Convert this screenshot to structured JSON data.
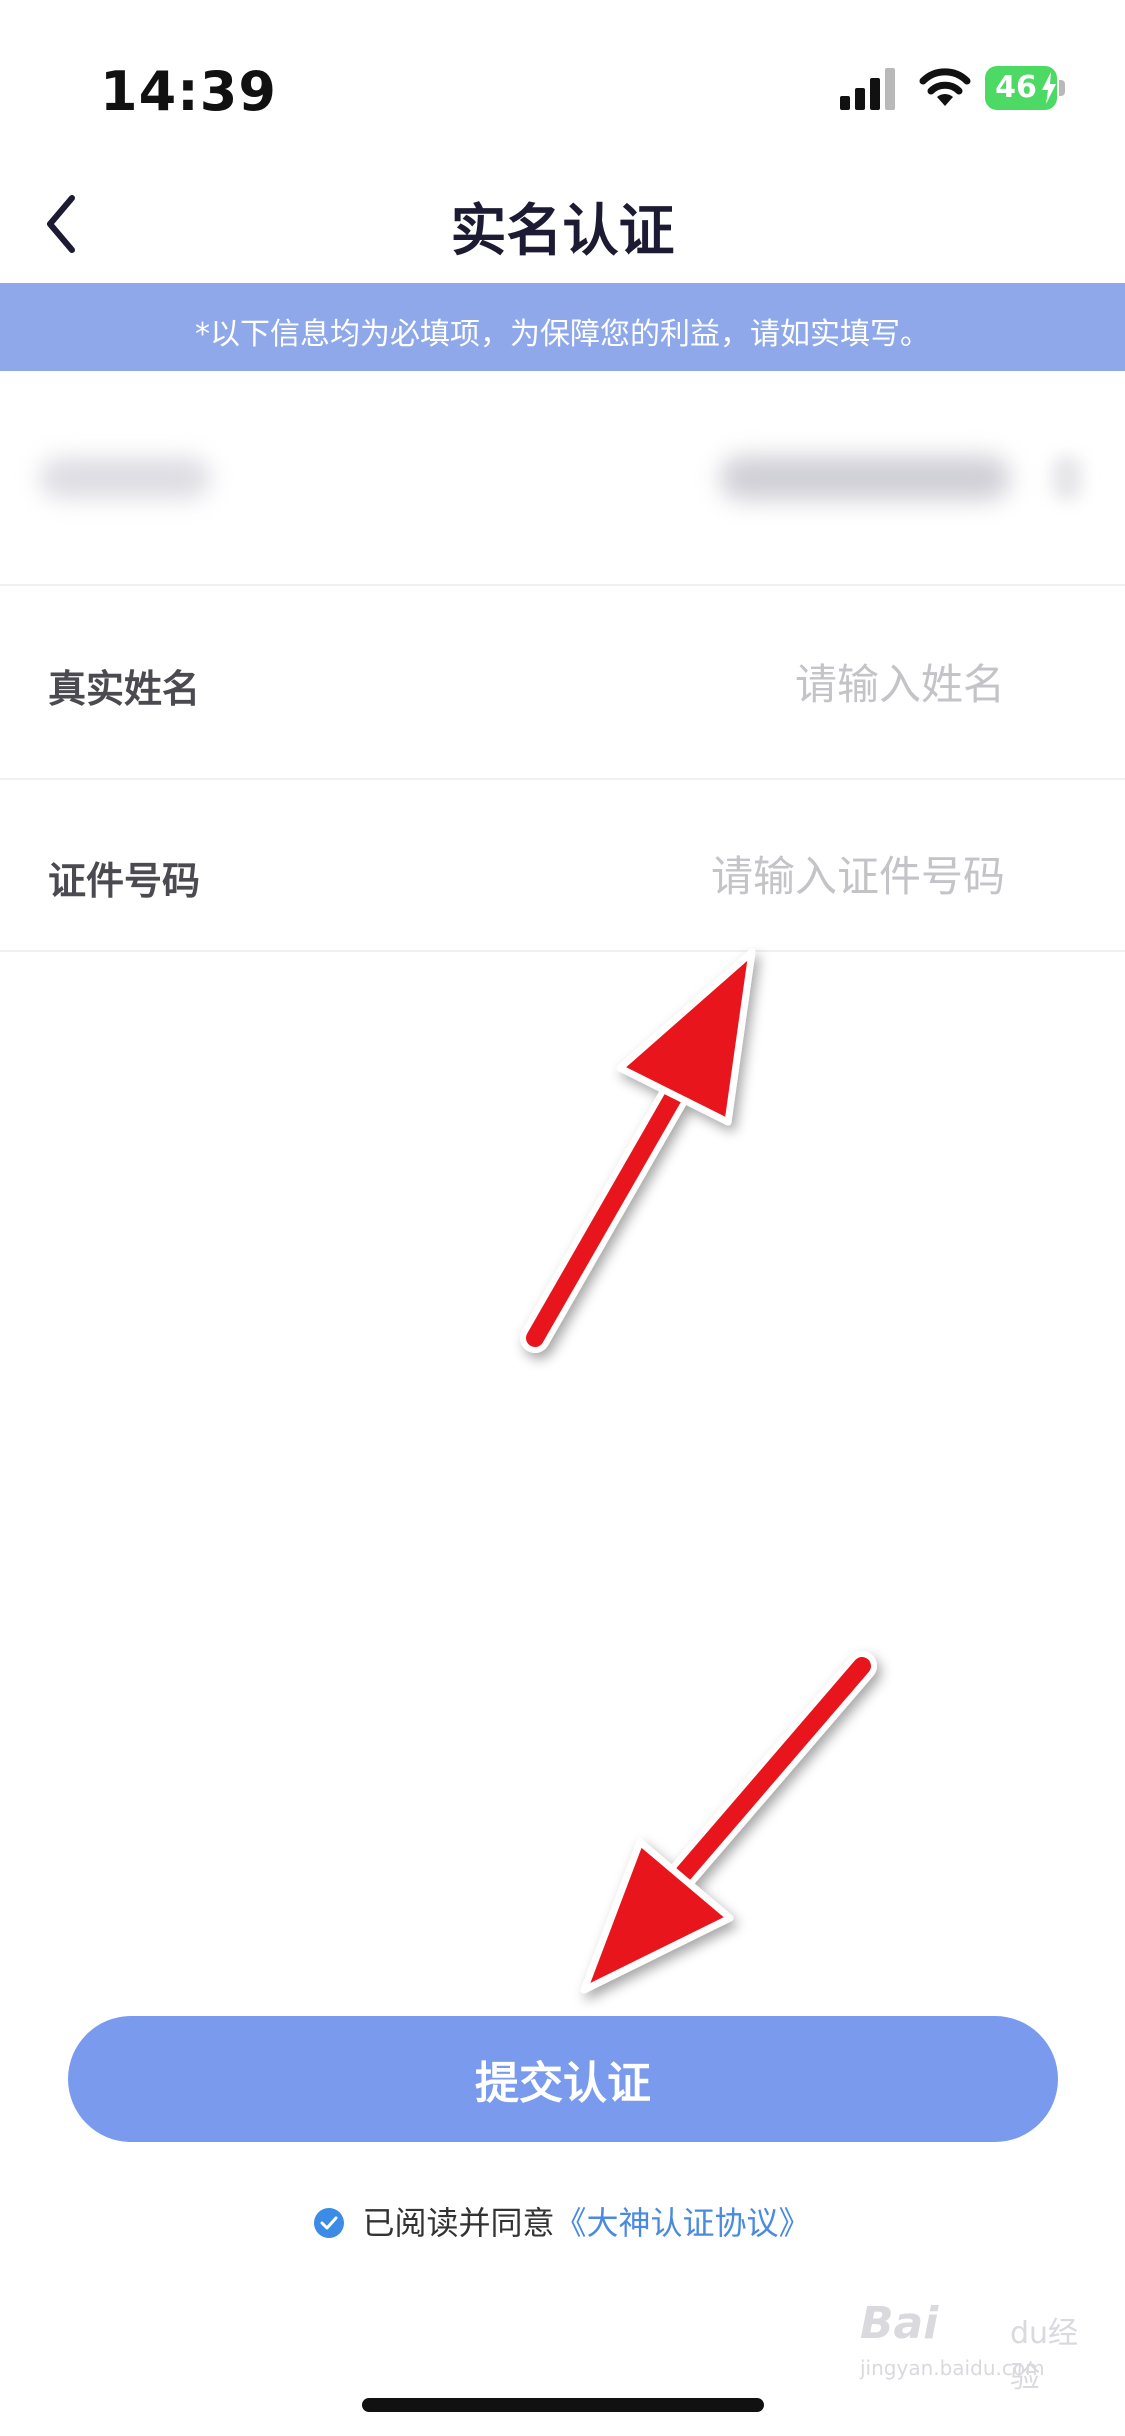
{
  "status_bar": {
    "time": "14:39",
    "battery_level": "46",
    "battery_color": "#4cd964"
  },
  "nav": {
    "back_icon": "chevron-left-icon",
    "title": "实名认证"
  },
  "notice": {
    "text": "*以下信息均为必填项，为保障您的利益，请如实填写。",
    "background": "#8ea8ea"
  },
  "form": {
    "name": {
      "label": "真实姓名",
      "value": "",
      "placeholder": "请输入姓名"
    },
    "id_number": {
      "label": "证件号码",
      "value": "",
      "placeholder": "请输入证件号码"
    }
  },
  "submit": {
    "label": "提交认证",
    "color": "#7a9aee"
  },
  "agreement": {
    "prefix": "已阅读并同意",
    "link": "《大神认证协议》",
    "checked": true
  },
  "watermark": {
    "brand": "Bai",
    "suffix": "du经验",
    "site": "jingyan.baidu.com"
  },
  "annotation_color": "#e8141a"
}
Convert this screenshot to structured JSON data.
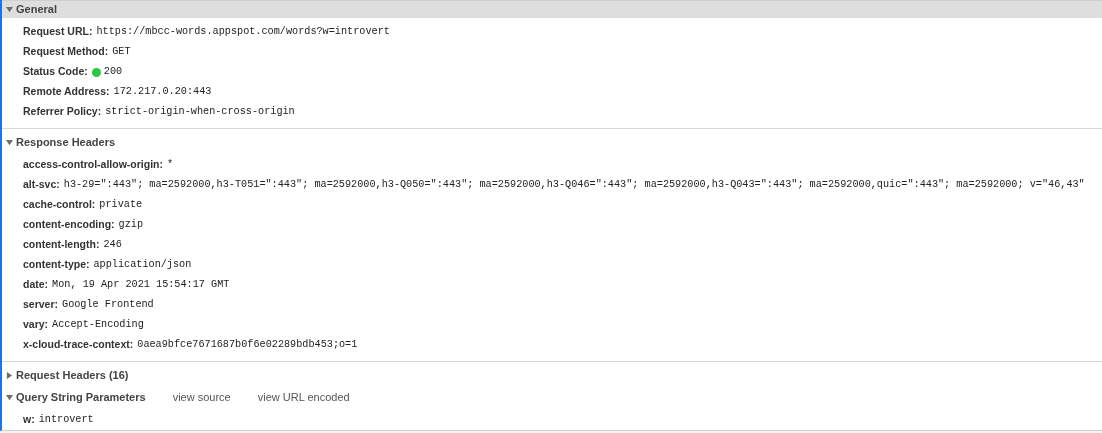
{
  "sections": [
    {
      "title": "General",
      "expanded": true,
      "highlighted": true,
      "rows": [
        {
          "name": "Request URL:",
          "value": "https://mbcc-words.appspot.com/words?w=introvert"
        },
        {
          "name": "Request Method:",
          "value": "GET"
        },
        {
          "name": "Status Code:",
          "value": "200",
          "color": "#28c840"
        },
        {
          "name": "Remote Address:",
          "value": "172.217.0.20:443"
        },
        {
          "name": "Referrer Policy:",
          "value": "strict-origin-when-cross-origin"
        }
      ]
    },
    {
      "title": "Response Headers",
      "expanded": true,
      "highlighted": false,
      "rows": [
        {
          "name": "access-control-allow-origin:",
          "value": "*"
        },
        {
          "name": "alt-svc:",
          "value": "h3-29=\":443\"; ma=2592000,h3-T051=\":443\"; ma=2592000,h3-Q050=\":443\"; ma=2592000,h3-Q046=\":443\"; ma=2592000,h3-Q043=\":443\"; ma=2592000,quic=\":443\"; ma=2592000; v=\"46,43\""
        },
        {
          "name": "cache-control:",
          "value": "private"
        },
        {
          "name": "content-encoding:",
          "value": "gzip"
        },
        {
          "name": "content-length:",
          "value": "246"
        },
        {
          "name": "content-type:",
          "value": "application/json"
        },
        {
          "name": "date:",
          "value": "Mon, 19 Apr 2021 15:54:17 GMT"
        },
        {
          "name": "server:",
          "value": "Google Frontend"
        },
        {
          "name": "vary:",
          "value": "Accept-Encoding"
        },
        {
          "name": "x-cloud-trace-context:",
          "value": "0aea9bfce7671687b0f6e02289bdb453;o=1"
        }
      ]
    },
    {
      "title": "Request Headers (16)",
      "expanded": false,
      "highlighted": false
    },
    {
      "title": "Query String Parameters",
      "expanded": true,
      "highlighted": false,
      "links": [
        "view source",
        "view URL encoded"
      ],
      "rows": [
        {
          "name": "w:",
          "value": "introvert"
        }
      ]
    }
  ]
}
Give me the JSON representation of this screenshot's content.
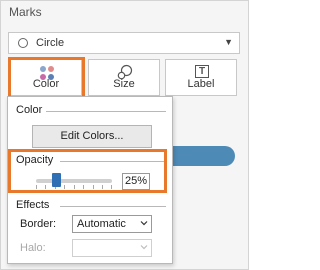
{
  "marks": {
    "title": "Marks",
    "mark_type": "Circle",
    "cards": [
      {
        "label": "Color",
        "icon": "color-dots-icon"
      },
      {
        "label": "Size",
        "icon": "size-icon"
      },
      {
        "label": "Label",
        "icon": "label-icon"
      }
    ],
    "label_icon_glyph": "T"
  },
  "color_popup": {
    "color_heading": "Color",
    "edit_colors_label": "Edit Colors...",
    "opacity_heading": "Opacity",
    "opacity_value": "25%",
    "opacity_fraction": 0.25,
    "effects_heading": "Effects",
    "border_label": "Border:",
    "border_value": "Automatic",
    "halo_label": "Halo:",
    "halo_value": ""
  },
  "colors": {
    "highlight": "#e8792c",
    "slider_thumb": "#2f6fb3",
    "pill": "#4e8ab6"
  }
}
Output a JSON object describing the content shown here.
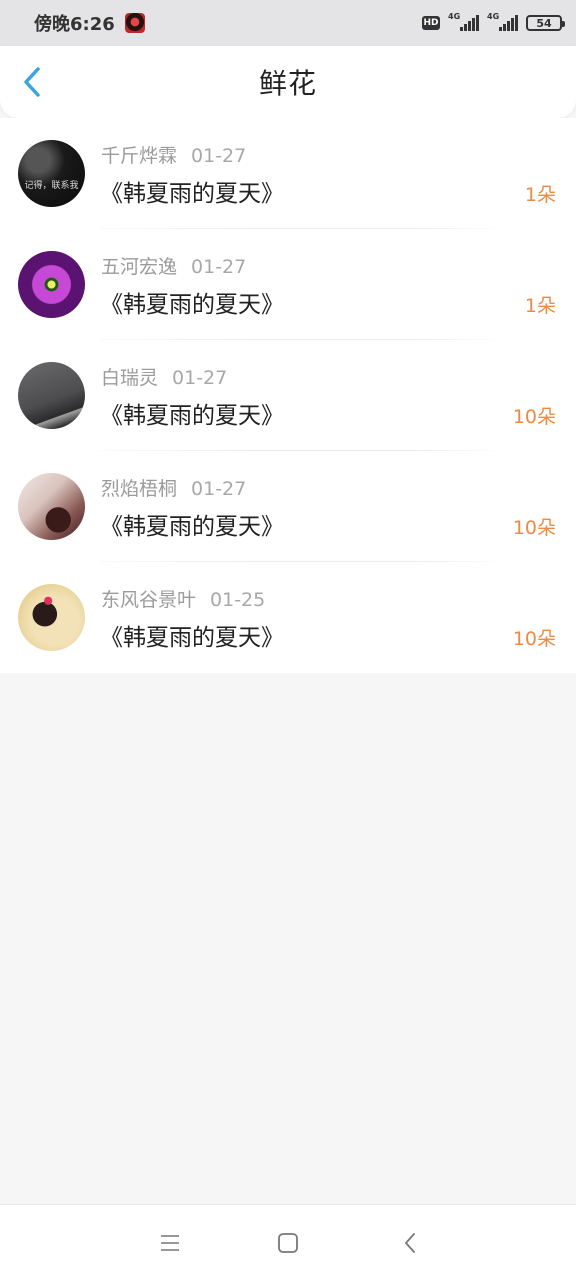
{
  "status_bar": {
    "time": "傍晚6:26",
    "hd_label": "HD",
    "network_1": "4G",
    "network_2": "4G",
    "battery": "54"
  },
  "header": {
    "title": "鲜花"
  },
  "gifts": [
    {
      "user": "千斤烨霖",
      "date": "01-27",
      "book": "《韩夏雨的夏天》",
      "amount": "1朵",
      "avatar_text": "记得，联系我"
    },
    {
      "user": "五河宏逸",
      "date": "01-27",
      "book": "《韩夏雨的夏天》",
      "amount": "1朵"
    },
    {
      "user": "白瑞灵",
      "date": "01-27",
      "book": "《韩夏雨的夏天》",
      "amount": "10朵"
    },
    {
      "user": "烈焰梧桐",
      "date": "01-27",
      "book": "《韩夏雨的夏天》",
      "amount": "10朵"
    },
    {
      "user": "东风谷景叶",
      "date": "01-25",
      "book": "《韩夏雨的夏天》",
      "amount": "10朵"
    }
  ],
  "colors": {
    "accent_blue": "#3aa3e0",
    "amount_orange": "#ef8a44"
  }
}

+--

Set exercise ▸ All of the records need repeating exactly, except for the pictures.

Task response ▸
Convert this screenshot to structured JSON data.
{
  "status_bar": {
    "time": "14:39",
    "battery_level": "46",
    "battery_color": "#4cd964"
  },
  "nav": {
    "back_icon": "chevron-left-icon",
    "title": "实名认证"
  },
  "notice": {
    "text": "*以下信息均为必填项，为保障您的利益，请如实填写。",
    "background": "#8ea8ea"
  },
  "form": {
    "name": {
      "label": "真实姓名",
      "value": "",
      "placeholder": "请输入姓名"
    },
    "id_number": {
      "label": "证件号码",
      "value": "",
      "placeholder": "请输入证件号码"
    }
  },
  "submit": {
    "label": "提交认证",
    "color": "#7a9aee"
  },
  "agreement": {
    "prefix": "已阅读并同意",
    "link": "《大神认证协议》",
    "checked": true
  },
  "watermark": {
    "brand": "Bai",
    "suffix": "du经验",
    "site": "jingyan.baidu.com"
  },
  "annotation_color": "#e8141a"
}
Convert this screenshot to structured JSON data.
{
  "sections": [
    {
      "title": "General",
      "expanded": true,
      "highlighted": true,
      "rows": [
        {
          "name": "Request URL:",
          "value": "https://mbcc-words.appspot.com/words?w=introvert"
        },
        {
          "name": "Request Method:",
          "value": "GET"
        },
        {
          "name": "Status Code:",
          "value": "200",
          "color": "#28c840"
        },
        {
          "name": "Remote Address:",
          "value": "172.217.0.20:443"
        },
        {
          "name": "Referrer Policy:",
          "value": "strict-origin-when-cross-origin"
        }
      ]
    },
    {
      "title": "Response Headers",
      "expanded": true,
      "highlighted": false,
      "rows": [
        {
          "name": "access-control-allow-origin:",
          "value": "*"
        },
        {
          "name": "alt-svc:",
          "value": "h3-29=\":443\"; ma=2592000,h3-T051=\":443\"; ma=2592000,h3-Q050=\":443\"; ma=2592000,h3-Q046=\":443\"; ma=2592000,h3-Q043=\":443\"; ma=2592000,quic=\":443\"; ma=2592000; v=\"46,43\""
        },
        {
          "name": "cache-control:",
          "value": "private"
        },
        {
          "name": "content-encoding:",
          "value": "gzip"
        },
        {
          "name": "content-length:",
          "value": "246"
        },
        {
          "name": "content-type:",
          "value": "application/json"
        },
        {
          "name": "date:",
          "value": "Mon, 19 Apr 2021 15:54:17 GMT"
        },
        {
          "name": "server:",
          "value": "Google Frontend"
        },
        {
          "name": "vary:",
          "value": "Accept-Encoding"
        },
        {
          "name": "x-cloud-trace-context:",
          "value": "0aea9bfce7671687b0f6e02289bdb453;o=1"
        }
      ]
    },
    {
      "title": "Request Headers (16)",
      "expanded": false,
      "highlighted": false
    },
    {
      "title": "Query String Parameters",
      "expanded": true,
      "highlighted": false,
      "links": [
        "view source",
        "view URL encoded"
      ],
      "rows": [
        {
          "name": "w:",
          "value": "introvert"
        }
      ]
    }
  ]
}
Give me the JSON representation of this screenshot's content.
{
  "marks": {
    "title": "Marks",
    "mark_type": "Circle",
    "cards": [
      {
        "label": "Color",
        "icon": "color-dots-icon"
      },
      {
        "label": "Size",
        "icon": "size-icon"
      },
      {
        "label": "Label",
        "icon": "label-icon"
      }
    ],
    "label_icon_glyph": "T"
  },
  "color_popup": {
    "color_heading": "Color",
    "edit_colors_label": "Edit Colors...",
    "opacity_heading": "Opacity",
    "opacity_value": "25%",
    "opacity_fraction": 0.25,
    "effects_heading": "Effects",
    "border_label": "Border:",
    "border_value": "Automatic",
    "halo_label": "Halo:",
    "halo_value": ""
  },
  "colors": {
    "highlight": "#e8792c",
    "slider_thumb": "#2f6fb3",
    "pill": "#4e8ab6"
  }
}
Output a JSON object describing the content shown here.
{
  "status_bar": {
    "time": "傍晚6:26",
    "hd_label": "HD",
    "network_1": "4G",
    "network_2": "4G",
    "battery": "54"
  },
  "header": {
    "title": "鲜花"
  },
  "gifts": [
    {
      "user": "千斤烨霖",
      "date": "01-27",
      "book": "《韩夏雨的夏天》",
      "amount": "1朵",
      "avatar_text": "记得，联系我"
    },
    {
      "user": "五河宏逸",
      "date": "01-27",
      "book": "《韩夏雨的夏天》",
      "amount": "1朵"
    },
    {
      "user": "白瑞灵",
      "date": "01-27",
      "book": "《韩夏雨的夏天》",
      "amount": "10朵"
    },
    {
      "user": "烈焰梧桐",
      "date": "01-27",
      "book": "《韩夏雨的夏天》",
      "amount": "10朵"
    },
    {
      "user": "东风谷景叶",
      "date": "01-25",
      "book": "《韩夏雨的夏天》",
      "amount": "10朵"
    }
  ],
  "colors": {
    "accent_blue": "#3aa3e0",
    "amount_orange": "#ef8a44"
  }
}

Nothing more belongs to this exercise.